CONSIGNAS
1) Responde a partir del texto sobre la comunidad judía de Alepo:
(a) ¿Cuántas víctimas causó el terremoto del once de octubre de 1138?
(b) ¿En qué año empieza Aram Tsobá a formar parte del Imperio Otomano?
(c) ¿Qué abrieron los venecianos en la ciudad?
2) Extrae sin cambios del texto sobre la comunidad judía de Alepo el fragmento entre "Muchos de los" y "el mundo occidental.", ambos incluidos.
3) ¿Cómo seguiría el texto sobre la comunidad judía de Alepo? Escribe lo que viene a continuación de su última oración.

TEXTO DE ORIGEN
····················

Uno de los muchos rasgos distintivos de una de las comunidades judías más antiguas es encender una vela más cada noche de Januká.
Arám Tsobá -que es el nombre que los judíos de Siria dan a la ciudad que los árabes llaman Jálab- tuvo una pequeña comunidad judía ya desde los tiempos de Shivat Tzión, el Retorno a Sión (de los cautivos en Babilonia) En el S IX, el más famosa de los exilarcas babilonios de la era rabínica de los gaones, Saadia Ha´Gaón, fundó allí una gran yeshivá; el once de octubre de 1138, un terremoto asoló la ciudad y causó ni más ni menos que 230.000 víctimas, pero no obstante, a fines de ese mismo siglo, el andariego hispano-hebreo BENJAMÍN DE TUDELA constató en su cuaderno de viaje que había unos tres mil judíos en la ciudad. A esta comunidad se la conoce con el nombre de mustarabím (los judíos que no fueron expulsos) . Ha´Rambám escribió en algunas cartas que la yeshivá de Aram Tsobá (en italiano, Alepo) era una de las más importantes del orbe judío de su tiempo. De hecho, cuatro generaciones más tarde, un descendiente de Ha´Rambám llevará a Alepo el más antiguo mansucrito tiberiano de La Torá, que se conservaba en la sinagoga de Ben Ezra, en El Cairo: el hoy llamado Codex Alepo, conservado en el Santuario del Libro del Museo de Israel (no sin polémica)
Tomada por Saladino -Salaj Ha´Din- Aram Tsobá fue atacada por los mongoles en 1260 y luego pasó a manos de los mamelucos hasta el año de 1517, que es cuando empieza a formar parte de la Sublime Puerta, como se conoce al Imperio Otomano. Y se convertirá en la segunda ciudad más importante del imperio, porque es la última gran ciudad de la ruta caravanera llamada de la seda , que embarcaba en el cercano puerto de Alejandreta el género para ditribuirlo por toda la cuenca mediterránea. Una ciudad próspera. Y desde el punto de vista del judaísmo, muy devota.
Muchos de los hispano-hebreos expulsados de Castilla y Aragón, tras ser acogidos por el Imperio Otomano pasarán a vivir en la entonces esplendorosa Aram Tsobá. Era tal el nivel de comercio de la plaza que hasta los venecianos abrieron allí un consulado: de ahí el nombre italiano de Alepo en el mundo occidental.

····················

MATERIAL GUARDADO
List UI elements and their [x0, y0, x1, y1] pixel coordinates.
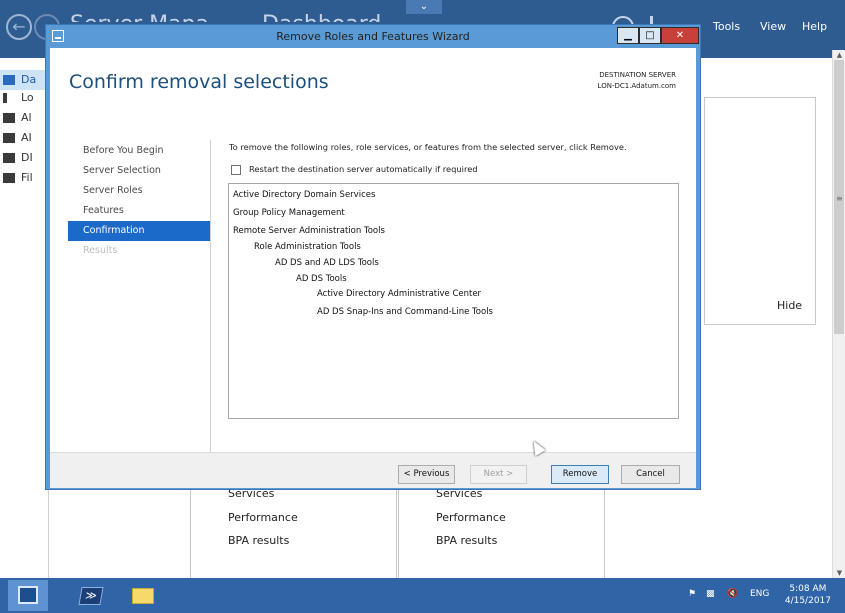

····················

RESPUESTAS
1)
(a) 230.000 víctimas.
(b) En 1517.
(c) Un consulado.

2)
Muchos de los hispano-hebreos expulsados de Castilla y Aragón, tras ser acogidos por el Imperio Otomano pasarán a vivir en la entonces esplendorosa Aram Tsobá. Era tal el nivel de comercio de la plaza que hasta los venecianos abrieron allí un consulado: de ahí el nombre italiano de Alepo en el mundo occidental.

3)
Pero estos sefardíes de primera generación que llegaron desde Constantinopla no fueron del todo bien acogidos en la antigua comunidad de Aram Tsobá: eran gente nueva, con una tradición rabínica propia; quizás algunos pensaran que estos descendientes de hispano-hebreos fueran medio karaítas, la secta judía que renegó de El Talmud y tanto predicamento había tenido en el Reino de Castilla. Los mustarabim recelaron de estos recién llegados y del impacto cultural que su llegada podría generar en la comunidad, caracterizada por el conservadurismo ritual. R. Solomon Atatoros, R. Abraham b. Asher, R. Samuel b. Abraham Laniado, entre los rabinos destacados que llegaron a Aram Tsobá. Al principio vivieron en comunidades separadas, dándose la espalda. Pasaron largas décadas antes de que unos y otros se aceptaran mutuamente. Y eso ocurrió a fines del S XVI, de pronto, y de forma digámosle milagrosa, al llegar la festividad de Januká, cuando los mustarabím se acercaron a los megurashím (los expulsos) y les invitaron a encender las velas de Januká conjuntamente.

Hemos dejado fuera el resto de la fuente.